[Data records]

------------------------------------------------------------

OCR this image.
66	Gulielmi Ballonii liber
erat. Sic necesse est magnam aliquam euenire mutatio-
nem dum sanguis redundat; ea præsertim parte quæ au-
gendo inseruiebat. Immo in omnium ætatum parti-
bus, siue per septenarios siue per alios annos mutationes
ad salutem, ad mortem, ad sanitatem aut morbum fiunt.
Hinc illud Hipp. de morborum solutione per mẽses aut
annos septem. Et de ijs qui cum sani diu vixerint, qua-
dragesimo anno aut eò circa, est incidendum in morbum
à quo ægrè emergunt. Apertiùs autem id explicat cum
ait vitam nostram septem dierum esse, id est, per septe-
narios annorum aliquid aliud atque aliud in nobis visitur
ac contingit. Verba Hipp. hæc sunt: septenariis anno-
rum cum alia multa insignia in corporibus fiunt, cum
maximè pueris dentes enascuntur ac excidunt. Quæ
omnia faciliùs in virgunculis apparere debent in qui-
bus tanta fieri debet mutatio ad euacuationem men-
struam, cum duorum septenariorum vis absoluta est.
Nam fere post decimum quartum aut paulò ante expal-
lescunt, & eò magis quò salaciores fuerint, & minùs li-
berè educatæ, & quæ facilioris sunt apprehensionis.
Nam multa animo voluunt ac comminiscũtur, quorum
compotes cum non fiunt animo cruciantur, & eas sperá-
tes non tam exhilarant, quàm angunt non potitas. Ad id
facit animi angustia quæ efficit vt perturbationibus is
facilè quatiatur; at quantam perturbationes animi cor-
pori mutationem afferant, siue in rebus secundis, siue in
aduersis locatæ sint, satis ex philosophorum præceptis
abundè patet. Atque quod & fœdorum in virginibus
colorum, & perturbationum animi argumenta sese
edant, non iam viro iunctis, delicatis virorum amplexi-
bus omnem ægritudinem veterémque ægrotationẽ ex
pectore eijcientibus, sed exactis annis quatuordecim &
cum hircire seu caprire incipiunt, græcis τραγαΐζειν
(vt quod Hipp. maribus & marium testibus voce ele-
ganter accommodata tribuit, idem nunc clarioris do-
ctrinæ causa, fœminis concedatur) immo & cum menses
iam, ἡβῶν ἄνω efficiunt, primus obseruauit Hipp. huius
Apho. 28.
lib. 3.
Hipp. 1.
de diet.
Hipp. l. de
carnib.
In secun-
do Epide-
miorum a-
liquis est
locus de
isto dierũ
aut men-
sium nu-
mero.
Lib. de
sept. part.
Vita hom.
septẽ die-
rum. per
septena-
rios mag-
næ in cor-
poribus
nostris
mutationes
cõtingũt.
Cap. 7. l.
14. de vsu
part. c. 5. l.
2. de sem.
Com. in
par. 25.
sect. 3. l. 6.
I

------------------------------------------------------------

WRITTEN PROBLEM:
Copy every line from the records above that contains the word "septem".

FINISHED TASK:
annos septem. Et de ijs qui cum sani diu vixerint, qua-
ait vitam nostram septem dierum esse, id est, per septe-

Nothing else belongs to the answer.